**WHAT YOU HAVE TO DO**
Copy each line of the entries beneath that contains the word "this".

§

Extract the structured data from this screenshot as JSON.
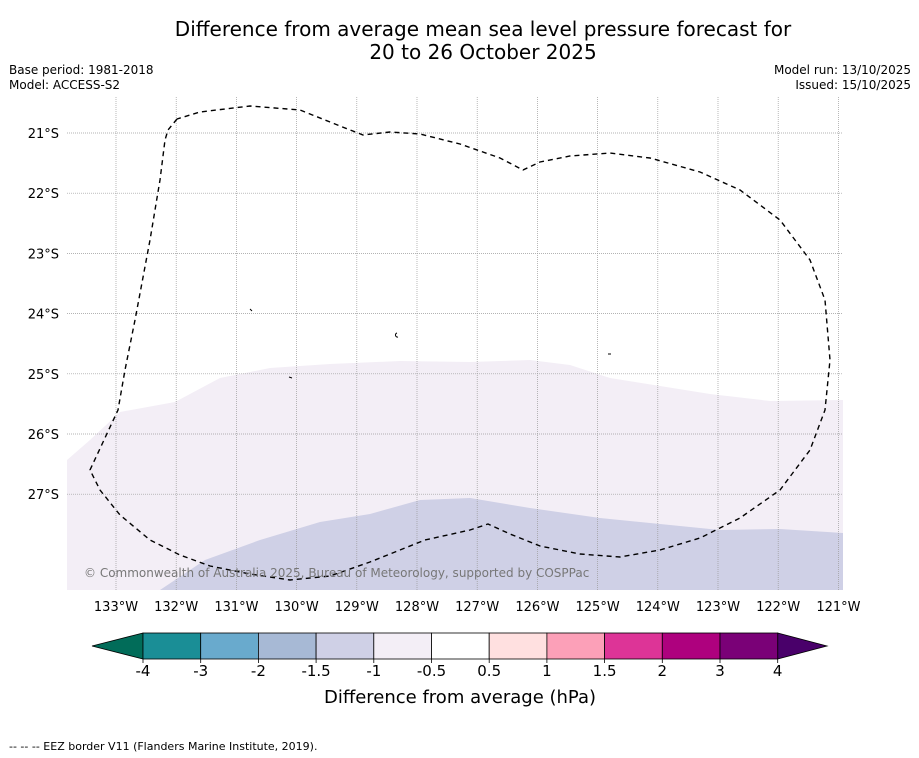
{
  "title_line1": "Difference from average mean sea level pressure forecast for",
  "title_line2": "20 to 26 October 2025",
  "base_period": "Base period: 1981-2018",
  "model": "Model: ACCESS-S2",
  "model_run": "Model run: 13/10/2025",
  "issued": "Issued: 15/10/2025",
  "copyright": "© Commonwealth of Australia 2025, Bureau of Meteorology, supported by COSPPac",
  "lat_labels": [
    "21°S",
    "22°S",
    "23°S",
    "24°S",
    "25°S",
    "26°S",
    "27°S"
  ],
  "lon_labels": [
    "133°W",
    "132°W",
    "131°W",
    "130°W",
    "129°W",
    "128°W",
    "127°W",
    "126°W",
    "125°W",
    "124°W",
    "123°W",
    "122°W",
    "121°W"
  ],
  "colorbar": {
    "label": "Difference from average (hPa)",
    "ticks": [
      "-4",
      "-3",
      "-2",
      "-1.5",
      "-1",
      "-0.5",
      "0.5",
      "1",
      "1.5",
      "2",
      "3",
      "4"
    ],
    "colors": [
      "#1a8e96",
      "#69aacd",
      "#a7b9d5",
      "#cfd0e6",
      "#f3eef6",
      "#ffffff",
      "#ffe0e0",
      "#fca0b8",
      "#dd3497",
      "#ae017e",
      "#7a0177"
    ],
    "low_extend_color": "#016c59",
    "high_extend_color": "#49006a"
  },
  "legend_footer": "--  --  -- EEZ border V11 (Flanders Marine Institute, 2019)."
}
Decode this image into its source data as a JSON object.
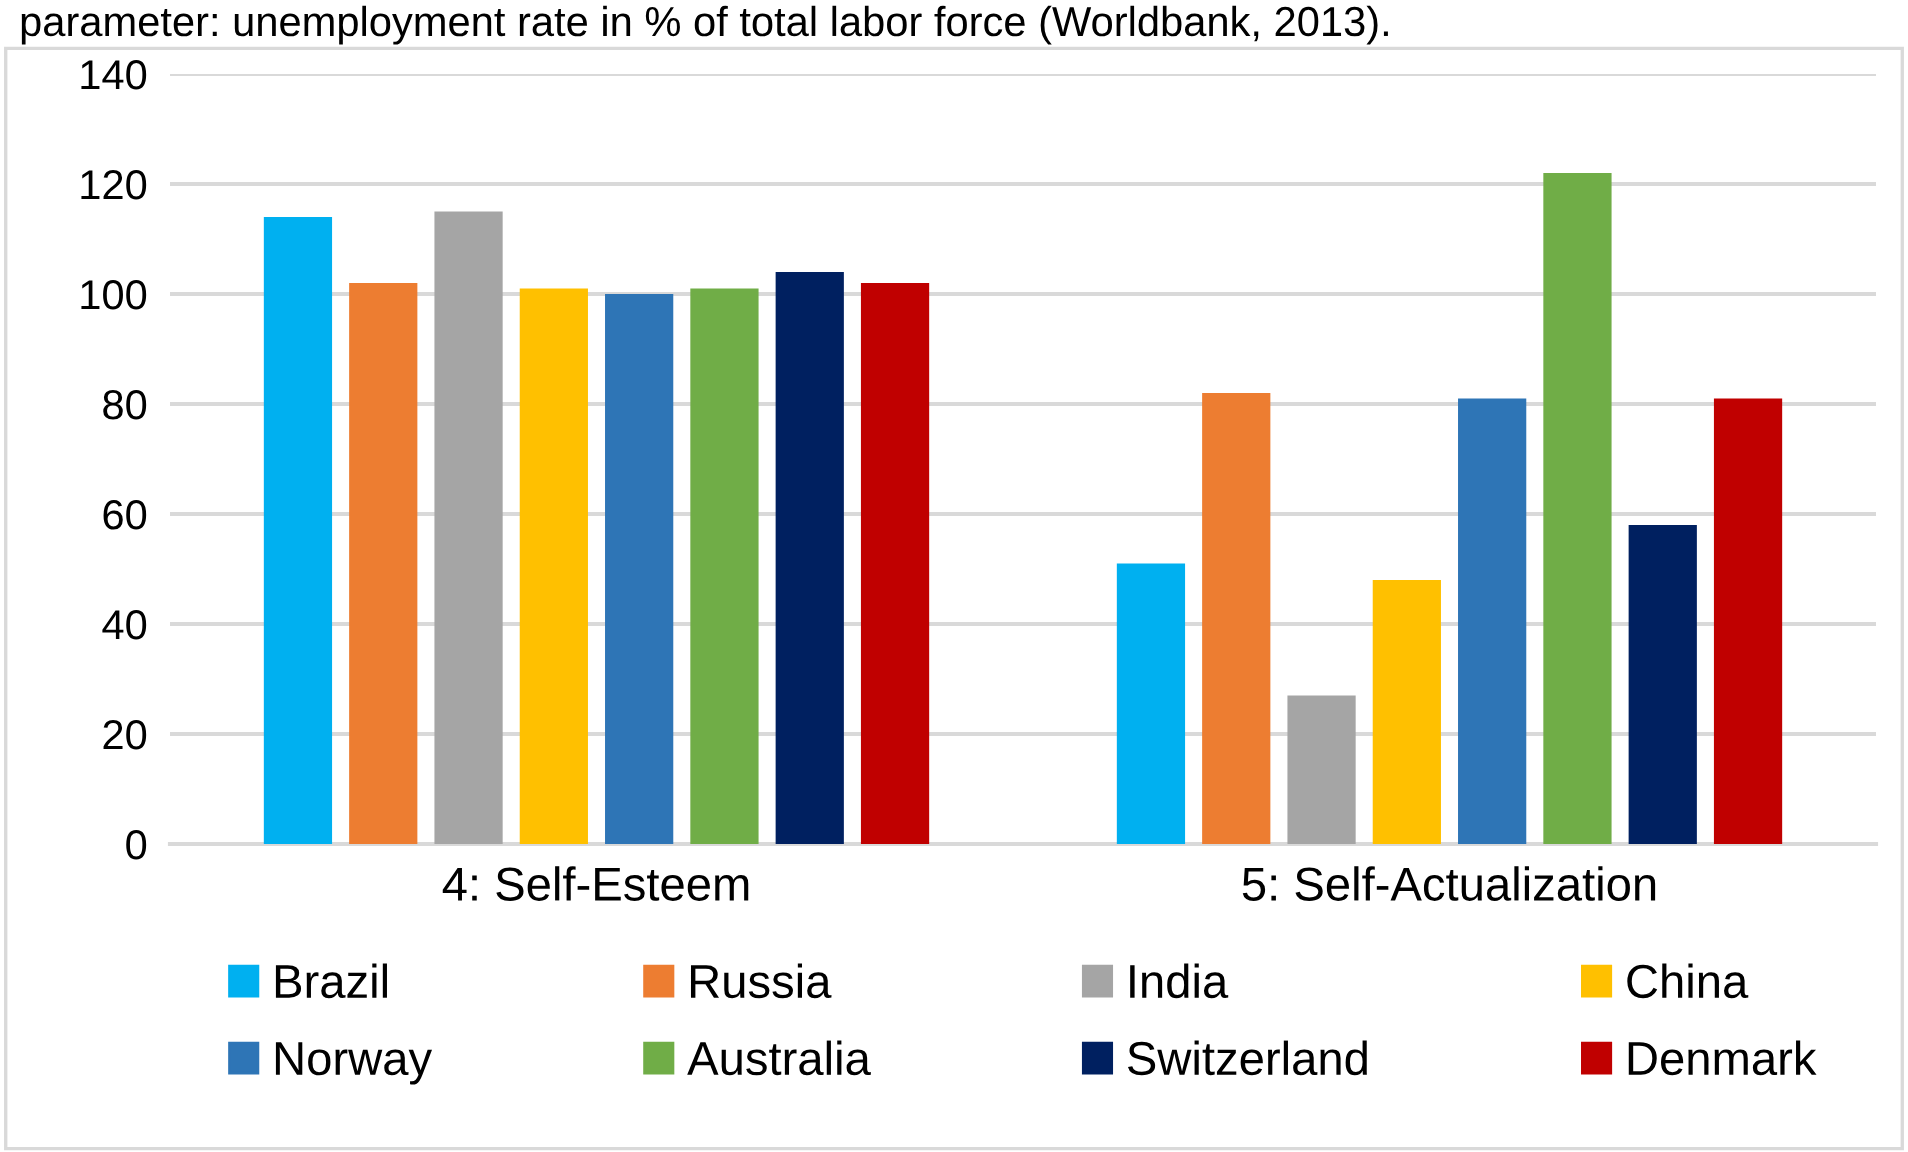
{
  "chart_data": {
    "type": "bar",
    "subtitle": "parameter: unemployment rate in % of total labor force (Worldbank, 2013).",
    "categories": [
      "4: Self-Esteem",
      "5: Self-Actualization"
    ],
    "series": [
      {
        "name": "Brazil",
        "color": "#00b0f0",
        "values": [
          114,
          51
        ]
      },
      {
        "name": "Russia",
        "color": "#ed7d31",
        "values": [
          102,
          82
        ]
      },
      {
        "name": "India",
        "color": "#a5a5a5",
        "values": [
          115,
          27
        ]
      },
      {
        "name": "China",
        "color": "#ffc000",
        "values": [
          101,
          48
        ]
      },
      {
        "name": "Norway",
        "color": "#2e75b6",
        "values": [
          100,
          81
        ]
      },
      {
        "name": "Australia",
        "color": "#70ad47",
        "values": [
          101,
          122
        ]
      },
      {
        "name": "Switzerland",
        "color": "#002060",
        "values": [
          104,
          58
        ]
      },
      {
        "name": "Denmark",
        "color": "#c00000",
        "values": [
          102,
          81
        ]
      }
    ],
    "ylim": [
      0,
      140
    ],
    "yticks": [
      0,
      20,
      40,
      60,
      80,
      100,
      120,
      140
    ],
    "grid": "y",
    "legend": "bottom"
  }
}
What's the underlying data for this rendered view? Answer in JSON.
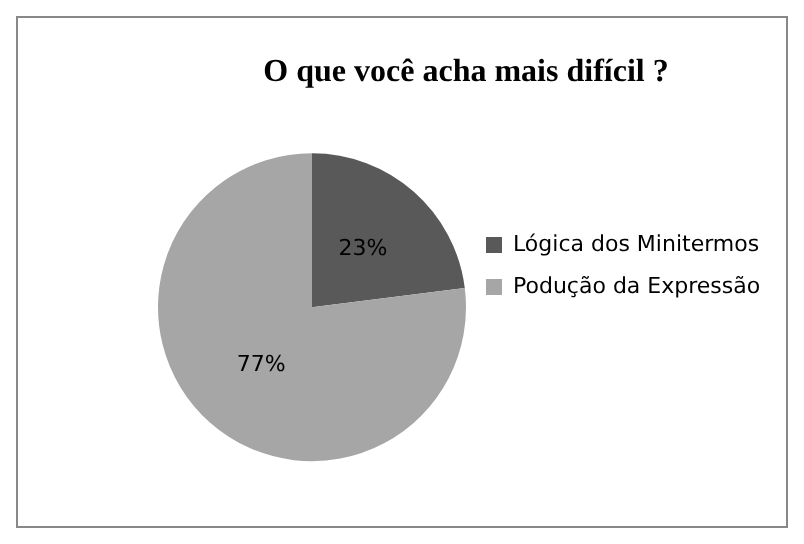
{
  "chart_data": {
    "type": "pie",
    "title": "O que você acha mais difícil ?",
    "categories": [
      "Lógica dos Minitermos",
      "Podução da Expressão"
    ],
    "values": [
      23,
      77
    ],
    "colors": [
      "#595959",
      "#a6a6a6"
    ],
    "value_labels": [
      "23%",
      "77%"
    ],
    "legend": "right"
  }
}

§

**OUTPUT OF THE TASK**
Extract the structured data from this screenshot as JSON.
Decode this image into its source data as a JSON object.
What's the underlying data for this rendered view? Answer in JSON.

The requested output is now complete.